>>>

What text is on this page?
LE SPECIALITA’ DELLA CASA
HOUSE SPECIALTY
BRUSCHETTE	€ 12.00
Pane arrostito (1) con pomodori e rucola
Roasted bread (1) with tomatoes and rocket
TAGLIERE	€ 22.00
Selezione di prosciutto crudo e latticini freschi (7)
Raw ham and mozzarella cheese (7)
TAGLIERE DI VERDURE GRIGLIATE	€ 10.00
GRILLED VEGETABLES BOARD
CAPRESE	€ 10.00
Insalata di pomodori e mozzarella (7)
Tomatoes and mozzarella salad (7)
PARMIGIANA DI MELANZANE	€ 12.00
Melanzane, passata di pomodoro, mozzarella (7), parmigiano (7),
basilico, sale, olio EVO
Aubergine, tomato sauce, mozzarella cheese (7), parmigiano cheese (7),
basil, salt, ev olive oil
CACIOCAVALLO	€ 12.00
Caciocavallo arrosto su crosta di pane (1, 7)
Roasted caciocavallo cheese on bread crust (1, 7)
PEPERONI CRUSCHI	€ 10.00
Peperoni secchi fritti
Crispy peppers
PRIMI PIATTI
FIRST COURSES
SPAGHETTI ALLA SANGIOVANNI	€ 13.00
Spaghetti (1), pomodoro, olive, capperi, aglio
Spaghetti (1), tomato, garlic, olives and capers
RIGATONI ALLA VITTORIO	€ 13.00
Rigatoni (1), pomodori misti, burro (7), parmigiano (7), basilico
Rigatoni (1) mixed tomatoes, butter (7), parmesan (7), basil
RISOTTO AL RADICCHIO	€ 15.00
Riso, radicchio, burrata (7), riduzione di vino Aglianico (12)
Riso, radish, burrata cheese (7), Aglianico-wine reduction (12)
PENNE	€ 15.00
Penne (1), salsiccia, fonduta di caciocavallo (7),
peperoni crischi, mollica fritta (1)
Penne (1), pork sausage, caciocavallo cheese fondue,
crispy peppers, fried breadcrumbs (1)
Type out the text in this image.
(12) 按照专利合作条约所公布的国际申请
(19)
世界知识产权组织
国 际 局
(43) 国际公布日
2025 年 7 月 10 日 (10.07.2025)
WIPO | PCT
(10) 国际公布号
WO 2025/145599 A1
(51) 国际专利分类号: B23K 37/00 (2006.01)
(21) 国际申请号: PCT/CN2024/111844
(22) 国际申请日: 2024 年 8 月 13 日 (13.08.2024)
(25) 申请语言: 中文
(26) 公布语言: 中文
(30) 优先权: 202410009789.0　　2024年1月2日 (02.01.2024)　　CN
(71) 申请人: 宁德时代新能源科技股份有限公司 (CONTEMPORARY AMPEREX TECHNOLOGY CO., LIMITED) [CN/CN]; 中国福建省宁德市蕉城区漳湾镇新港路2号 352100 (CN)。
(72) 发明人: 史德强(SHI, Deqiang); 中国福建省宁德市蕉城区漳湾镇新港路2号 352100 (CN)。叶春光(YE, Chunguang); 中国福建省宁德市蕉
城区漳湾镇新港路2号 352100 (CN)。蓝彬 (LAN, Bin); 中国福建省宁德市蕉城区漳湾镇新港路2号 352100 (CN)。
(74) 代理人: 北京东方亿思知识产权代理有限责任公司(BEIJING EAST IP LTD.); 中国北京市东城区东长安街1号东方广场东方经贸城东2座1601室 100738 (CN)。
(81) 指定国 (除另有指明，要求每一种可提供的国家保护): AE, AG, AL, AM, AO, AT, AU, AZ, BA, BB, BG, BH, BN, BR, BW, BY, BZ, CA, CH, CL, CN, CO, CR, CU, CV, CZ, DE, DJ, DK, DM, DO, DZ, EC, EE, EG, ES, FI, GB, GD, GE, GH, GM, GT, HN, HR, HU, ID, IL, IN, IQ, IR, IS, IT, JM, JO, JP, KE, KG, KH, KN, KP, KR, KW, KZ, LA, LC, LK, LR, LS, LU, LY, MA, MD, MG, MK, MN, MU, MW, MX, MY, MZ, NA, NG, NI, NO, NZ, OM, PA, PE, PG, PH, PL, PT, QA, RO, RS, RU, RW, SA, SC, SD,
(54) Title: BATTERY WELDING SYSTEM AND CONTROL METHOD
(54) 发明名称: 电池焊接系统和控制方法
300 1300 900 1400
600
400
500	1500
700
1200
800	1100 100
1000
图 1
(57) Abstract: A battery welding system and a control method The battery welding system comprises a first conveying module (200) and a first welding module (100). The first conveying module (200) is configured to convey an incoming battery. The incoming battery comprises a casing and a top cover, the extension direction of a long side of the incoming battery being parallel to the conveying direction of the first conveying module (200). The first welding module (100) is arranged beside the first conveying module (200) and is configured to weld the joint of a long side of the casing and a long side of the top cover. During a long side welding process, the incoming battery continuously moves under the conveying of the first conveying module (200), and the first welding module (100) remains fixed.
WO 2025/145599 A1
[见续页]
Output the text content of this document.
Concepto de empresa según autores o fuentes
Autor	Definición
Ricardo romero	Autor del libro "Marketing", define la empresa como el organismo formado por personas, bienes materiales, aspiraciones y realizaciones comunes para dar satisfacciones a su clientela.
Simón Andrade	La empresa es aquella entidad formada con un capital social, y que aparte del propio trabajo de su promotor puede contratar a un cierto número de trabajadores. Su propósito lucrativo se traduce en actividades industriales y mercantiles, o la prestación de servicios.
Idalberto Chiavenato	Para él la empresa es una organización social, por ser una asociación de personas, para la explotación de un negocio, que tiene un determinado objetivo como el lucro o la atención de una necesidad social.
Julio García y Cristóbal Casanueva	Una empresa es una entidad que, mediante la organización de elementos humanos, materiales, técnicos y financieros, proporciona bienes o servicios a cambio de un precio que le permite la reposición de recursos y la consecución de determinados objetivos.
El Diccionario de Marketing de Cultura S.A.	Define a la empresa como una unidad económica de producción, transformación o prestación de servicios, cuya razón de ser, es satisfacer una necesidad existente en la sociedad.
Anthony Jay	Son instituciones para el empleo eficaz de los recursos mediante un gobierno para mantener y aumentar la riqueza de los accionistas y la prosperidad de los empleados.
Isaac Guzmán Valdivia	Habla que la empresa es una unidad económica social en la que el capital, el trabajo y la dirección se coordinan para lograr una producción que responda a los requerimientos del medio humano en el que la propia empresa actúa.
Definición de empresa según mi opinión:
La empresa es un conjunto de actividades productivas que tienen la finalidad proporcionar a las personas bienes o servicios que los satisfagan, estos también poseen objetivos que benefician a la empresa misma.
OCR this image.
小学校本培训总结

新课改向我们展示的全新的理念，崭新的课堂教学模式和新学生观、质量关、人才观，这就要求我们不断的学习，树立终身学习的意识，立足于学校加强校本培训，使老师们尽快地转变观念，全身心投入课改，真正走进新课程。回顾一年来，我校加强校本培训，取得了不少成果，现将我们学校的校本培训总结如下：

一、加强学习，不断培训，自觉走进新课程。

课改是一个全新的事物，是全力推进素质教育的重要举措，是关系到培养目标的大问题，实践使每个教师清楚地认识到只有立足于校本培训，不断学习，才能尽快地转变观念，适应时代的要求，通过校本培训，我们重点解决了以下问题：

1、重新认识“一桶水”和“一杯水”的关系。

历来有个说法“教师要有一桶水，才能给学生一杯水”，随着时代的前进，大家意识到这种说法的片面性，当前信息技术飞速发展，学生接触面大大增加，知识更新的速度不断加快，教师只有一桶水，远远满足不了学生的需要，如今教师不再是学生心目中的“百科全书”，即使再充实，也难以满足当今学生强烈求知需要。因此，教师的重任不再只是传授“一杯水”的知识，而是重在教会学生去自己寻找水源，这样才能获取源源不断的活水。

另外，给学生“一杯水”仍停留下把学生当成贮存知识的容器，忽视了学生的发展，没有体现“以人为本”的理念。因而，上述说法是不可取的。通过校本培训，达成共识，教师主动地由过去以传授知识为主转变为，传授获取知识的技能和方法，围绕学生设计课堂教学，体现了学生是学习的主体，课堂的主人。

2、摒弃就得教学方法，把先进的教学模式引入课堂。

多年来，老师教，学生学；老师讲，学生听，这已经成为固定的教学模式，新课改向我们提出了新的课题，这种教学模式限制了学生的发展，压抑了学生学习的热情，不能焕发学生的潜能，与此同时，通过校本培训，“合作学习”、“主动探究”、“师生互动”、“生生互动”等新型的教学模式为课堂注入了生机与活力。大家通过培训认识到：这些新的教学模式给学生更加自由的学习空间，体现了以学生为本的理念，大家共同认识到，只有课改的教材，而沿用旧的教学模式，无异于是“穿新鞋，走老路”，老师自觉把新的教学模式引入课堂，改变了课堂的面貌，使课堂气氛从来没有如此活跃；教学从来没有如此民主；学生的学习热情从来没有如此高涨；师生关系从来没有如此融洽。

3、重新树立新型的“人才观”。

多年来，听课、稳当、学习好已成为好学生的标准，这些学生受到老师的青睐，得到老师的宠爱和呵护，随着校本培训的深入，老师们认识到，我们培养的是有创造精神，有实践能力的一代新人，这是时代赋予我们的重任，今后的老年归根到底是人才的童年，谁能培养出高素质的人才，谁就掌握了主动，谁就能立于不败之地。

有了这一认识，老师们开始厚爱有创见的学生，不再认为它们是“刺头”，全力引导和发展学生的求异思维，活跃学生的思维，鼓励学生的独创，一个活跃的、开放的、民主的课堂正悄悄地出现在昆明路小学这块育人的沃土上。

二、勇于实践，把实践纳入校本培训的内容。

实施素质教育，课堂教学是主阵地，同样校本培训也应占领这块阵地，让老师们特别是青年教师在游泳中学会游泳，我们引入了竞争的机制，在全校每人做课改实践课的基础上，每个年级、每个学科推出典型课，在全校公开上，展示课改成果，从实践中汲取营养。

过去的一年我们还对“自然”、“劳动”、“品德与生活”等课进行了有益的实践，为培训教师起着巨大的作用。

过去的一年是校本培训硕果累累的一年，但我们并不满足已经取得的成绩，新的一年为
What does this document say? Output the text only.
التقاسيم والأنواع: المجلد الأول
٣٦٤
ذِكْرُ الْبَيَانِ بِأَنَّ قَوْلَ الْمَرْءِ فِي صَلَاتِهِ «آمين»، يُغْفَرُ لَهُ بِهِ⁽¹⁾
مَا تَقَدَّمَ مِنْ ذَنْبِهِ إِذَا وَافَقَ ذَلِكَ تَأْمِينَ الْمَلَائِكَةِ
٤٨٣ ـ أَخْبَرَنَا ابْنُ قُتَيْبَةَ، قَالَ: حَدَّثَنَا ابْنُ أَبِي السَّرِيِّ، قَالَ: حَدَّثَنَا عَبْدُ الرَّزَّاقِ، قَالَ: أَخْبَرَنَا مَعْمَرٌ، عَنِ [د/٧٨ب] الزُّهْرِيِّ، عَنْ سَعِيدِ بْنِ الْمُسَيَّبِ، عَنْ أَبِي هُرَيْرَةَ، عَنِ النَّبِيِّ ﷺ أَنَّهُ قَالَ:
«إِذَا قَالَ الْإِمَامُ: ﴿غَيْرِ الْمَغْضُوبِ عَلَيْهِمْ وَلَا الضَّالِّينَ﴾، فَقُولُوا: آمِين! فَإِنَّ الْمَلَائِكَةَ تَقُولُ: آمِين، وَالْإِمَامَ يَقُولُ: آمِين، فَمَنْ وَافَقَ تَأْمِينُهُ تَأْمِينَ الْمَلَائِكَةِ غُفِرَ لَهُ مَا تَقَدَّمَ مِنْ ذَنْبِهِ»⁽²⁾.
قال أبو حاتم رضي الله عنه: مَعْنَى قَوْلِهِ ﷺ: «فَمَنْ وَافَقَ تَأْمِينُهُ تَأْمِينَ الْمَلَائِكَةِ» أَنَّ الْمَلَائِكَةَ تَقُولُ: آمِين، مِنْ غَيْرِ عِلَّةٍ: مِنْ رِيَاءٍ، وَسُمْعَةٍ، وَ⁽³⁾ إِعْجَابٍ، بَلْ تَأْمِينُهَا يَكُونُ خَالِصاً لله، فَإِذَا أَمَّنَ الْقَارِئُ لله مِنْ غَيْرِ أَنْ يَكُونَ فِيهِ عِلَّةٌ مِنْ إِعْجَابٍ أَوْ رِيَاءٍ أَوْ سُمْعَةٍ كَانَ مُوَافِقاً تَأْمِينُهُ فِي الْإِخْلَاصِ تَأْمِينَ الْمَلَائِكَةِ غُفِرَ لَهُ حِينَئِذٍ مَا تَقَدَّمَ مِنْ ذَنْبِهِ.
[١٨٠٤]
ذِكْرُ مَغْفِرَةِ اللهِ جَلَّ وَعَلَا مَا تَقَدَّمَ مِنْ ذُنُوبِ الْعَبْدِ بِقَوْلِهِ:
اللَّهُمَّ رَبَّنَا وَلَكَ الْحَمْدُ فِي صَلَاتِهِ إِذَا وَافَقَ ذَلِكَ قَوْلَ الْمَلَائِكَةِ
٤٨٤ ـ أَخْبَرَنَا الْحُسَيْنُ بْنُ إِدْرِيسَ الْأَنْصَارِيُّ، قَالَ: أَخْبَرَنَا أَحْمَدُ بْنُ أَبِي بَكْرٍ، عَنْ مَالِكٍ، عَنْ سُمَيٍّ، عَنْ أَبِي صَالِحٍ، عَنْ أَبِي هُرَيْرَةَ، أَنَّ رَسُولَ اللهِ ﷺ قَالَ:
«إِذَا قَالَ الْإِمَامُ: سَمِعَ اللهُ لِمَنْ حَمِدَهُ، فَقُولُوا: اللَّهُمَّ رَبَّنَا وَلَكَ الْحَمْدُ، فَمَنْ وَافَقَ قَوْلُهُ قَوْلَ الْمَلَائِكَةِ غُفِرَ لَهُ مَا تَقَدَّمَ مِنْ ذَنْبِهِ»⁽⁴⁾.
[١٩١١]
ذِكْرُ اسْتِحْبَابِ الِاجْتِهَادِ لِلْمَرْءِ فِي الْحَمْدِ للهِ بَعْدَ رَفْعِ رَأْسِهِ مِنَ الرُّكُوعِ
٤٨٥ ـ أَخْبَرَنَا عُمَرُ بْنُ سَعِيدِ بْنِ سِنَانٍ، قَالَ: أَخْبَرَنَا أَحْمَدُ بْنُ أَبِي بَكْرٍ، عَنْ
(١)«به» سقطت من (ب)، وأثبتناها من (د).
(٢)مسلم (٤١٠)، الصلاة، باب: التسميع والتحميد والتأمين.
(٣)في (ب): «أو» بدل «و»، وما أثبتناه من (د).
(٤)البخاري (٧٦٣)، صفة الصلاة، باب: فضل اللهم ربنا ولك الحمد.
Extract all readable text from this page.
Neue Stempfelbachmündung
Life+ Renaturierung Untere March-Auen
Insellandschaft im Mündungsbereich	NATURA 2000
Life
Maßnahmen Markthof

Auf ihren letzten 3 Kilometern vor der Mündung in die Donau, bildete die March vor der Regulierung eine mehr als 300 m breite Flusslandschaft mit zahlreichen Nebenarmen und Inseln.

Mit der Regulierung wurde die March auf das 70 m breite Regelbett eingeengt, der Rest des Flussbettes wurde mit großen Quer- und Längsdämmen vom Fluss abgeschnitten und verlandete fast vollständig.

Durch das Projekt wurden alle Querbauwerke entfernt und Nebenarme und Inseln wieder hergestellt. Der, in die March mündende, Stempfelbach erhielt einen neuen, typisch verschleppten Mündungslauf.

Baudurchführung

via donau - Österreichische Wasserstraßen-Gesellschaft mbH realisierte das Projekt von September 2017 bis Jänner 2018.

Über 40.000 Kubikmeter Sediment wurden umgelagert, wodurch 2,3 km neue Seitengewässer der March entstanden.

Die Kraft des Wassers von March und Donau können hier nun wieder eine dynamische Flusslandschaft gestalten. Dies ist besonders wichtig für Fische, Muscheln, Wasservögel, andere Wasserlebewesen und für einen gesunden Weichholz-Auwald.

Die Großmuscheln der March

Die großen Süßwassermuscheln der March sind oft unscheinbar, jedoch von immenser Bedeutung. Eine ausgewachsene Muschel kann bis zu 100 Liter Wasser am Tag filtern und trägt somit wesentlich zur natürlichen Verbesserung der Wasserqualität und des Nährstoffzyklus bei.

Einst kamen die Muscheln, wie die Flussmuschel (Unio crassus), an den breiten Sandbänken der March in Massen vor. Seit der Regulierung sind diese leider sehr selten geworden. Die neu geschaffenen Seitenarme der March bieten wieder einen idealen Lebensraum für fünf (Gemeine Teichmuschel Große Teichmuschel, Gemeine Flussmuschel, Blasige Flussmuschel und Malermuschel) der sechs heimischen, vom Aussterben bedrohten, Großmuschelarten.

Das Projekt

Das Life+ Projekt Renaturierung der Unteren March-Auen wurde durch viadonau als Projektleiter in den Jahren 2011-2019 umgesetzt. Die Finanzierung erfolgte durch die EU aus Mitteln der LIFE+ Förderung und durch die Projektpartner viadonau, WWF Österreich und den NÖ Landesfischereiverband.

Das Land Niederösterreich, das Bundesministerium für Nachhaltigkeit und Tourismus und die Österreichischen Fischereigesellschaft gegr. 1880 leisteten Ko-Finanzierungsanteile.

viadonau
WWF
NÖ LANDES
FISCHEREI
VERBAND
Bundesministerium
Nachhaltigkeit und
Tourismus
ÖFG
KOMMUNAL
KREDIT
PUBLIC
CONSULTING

<<<

## REQUIREMENT
Give every line of the material that includes the string "cheese".

## THE COMPLETED TASK
Raw ham and mozzarella cheese (7)
Aubergine, tomato sauce, mozzarella cheese (7), parmigiano cheese (7),
Roasted caciocavallo cheese on bread crust (1, 7)
Riso, radish, burrata cheese (7), Aglianico-wine reduction (12)
Penne (1), pork sausage, caciocavallo cheese fondue,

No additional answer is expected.